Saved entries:
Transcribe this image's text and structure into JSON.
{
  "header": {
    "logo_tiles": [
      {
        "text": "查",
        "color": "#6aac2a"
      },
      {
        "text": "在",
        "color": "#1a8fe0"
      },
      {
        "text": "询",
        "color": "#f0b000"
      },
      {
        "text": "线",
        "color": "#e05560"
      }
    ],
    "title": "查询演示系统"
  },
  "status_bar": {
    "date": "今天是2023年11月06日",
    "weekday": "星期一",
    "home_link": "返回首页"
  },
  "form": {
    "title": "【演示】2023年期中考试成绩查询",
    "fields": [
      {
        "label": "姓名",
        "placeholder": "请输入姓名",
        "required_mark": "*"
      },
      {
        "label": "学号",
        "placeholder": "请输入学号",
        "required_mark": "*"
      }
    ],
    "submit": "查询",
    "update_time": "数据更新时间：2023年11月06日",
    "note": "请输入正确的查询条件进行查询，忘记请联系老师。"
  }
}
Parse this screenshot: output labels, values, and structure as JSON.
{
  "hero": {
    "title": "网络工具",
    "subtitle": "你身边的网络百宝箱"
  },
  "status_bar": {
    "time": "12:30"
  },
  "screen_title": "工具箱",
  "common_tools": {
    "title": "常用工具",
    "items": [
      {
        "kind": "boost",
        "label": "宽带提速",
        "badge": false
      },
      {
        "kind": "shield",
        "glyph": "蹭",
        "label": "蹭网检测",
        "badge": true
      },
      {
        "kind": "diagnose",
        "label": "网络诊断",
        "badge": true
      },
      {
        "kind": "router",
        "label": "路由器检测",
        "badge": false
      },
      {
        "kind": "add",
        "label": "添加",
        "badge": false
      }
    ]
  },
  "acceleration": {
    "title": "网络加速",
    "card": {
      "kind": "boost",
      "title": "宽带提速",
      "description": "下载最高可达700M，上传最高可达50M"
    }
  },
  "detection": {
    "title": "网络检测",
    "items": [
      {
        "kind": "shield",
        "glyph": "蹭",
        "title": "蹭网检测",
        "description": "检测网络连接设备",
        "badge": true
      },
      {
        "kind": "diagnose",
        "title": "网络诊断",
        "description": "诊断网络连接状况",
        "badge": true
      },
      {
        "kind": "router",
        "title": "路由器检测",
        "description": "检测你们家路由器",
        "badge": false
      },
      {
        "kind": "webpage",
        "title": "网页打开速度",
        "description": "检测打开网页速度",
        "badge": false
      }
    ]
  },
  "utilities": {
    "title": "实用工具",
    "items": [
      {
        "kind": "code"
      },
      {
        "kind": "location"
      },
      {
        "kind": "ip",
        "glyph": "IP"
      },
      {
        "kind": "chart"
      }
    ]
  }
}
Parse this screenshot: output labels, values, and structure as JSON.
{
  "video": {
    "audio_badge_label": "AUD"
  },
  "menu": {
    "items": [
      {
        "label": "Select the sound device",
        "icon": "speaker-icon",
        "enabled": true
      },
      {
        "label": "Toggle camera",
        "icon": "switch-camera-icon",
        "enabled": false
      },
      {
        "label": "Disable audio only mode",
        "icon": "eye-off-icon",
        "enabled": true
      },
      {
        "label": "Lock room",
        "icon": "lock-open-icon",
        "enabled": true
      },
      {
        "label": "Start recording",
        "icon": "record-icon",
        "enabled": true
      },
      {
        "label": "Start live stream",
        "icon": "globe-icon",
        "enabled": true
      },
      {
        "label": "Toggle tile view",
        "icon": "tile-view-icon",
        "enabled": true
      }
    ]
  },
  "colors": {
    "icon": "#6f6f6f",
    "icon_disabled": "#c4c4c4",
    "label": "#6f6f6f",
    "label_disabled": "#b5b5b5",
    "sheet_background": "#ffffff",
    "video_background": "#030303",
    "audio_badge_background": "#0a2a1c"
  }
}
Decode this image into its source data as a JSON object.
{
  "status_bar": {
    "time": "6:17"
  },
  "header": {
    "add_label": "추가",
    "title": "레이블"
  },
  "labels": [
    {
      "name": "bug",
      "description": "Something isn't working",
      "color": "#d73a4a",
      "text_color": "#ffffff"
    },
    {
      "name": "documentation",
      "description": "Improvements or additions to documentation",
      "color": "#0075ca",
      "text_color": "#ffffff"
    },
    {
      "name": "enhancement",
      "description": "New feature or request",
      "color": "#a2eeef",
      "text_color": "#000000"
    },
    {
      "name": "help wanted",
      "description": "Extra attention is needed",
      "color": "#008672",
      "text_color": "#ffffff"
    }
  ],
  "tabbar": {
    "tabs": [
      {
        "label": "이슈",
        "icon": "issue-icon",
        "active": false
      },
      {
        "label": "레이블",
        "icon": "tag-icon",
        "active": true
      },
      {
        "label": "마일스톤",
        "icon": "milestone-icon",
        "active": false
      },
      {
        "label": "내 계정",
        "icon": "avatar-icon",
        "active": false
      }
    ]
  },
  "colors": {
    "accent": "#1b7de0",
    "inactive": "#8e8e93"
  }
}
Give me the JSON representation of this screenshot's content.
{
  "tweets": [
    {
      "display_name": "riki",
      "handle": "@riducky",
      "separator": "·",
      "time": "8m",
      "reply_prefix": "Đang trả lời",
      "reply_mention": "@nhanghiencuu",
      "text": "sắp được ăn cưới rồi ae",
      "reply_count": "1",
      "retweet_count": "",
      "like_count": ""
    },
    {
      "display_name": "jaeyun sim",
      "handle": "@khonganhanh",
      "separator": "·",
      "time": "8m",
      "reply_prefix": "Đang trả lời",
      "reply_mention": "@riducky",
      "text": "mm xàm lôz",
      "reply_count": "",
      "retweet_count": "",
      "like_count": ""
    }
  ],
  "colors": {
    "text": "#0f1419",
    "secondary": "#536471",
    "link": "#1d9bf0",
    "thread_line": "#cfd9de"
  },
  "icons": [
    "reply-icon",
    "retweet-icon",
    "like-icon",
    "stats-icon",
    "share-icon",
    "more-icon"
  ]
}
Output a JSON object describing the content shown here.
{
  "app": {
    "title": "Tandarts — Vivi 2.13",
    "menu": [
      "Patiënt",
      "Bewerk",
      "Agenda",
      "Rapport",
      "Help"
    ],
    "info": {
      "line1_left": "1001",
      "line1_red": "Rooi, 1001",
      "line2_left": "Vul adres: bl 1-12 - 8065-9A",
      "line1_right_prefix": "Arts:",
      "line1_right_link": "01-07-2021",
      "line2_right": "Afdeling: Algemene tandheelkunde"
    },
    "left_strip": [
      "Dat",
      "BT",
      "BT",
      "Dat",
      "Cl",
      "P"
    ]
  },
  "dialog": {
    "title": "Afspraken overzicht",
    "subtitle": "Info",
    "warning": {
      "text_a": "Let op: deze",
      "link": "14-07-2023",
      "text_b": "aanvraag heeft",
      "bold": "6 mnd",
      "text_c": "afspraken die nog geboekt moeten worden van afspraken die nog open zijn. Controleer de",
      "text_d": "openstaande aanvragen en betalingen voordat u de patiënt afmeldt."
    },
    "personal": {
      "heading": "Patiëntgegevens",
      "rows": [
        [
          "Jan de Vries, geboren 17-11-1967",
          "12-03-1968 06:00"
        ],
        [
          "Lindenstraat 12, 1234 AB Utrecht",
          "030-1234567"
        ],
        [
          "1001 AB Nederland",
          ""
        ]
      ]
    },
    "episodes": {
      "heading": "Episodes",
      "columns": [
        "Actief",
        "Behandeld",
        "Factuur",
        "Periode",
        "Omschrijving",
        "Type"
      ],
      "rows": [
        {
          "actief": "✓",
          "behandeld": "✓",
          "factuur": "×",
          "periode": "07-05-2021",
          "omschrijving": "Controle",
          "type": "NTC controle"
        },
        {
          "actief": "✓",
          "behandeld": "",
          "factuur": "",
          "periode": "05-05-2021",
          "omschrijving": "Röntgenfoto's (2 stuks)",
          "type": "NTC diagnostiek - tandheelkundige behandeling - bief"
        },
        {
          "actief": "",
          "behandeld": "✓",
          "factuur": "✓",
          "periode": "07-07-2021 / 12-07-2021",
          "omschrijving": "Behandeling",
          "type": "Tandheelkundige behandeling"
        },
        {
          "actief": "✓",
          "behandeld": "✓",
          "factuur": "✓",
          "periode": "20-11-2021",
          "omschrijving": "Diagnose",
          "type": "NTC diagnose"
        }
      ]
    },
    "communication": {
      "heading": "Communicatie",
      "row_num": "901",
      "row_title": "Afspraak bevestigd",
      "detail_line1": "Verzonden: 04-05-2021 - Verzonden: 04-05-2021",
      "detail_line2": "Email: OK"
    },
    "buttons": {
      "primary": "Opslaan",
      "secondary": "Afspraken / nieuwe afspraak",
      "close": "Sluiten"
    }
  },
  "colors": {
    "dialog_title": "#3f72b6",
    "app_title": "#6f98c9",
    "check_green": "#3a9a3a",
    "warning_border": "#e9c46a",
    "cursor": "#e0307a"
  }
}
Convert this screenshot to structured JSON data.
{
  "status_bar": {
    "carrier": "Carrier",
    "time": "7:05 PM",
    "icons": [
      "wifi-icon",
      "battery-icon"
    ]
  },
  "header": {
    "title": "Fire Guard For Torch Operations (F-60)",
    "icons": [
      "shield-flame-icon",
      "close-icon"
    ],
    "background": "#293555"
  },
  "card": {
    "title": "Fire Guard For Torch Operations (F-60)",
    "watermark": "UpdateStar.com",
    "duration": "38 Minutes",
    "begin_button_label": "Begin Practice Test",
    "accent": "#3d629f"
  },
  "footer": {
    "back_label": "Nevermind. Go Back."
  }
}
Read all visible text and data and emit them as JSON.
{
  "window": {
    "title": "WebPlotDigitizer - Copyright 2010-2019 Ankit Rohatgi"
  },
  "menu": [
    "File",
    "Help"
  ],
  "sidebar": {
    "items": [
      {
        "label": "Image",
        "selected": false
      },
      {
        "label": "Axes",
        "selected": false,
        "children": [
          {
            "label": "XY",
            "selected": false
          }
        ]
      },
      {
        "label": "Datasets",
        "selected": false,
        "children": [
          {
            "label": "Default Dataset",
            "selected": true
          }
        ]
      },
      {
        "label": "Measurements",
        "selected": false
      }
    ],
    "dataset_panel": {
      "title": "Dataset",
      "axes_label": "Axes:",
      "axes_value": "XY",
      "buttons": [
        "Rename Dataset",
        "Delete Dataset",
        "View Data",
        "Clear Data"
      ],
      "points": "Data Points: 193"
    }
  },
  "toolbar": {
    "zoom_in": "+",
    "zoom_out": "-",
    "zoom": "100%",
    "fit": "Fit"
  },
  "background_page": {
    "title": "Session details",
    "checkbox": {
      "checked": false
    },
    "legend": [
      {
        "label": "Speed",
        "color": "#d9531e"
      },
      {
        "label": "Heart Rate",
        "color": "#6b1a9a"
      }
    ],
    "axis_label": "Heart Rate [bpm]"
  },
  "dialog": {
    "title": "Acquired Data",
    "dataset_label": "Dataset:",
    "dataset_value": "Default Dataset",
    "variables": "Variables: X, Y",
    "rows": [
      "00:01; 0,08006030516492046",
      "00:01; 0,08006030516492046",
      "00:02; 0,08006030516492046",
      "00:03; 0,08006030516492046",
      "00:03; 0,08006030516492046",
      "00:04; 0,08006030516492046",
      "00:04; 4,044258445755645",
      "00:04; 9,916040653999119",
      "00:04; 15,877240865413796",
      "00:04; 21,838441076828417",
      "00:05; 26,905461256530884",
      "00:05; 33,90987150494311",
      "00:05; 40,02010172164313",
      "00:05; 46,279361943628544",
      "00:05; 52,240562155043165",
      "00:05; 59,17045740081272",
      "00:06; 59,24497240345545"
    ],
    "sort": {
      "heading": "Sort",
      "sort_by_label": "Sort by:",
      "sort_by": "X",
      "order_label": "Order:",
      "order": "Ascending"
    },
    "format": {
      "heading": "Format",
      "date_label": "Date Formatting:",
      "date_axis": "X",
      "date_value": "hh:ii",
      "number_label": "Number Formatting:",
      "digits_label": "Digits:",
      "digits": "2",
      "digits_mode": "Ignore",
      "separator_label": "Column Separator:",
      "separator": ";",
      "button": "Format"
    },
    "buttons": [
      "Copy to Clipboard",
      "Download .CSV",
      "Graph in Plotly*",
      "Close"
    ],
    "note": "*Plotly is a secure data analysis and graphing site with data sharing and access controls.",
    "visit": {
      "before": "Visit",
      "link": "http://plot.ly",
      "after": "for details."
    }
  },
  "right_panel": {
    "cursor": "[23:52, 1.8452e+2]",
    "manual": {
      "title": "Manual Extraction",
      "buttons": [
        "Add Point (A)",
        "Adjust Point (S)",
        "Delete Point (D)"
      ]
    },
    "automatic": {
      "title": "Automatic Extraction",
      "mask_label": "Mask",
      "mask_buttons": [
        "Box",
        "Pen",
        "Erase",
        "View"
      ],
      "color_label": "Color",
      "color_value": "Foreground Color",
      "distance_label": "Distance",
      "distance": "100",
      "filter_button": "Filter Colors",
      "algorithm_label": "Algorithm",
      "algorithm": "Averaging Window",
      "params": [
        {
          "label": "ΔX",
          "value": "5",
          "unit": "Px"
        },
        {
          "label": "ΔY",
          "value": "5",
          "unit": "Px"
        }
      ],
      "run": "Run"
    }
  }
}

__WORK INSTRUCTIONS__:
Where a line above contains the word "Formatting", copy that line.

__FULL RESPONSE__:
      "date_label": "Date Formatting:",
      "number_label": "Number Formatting:",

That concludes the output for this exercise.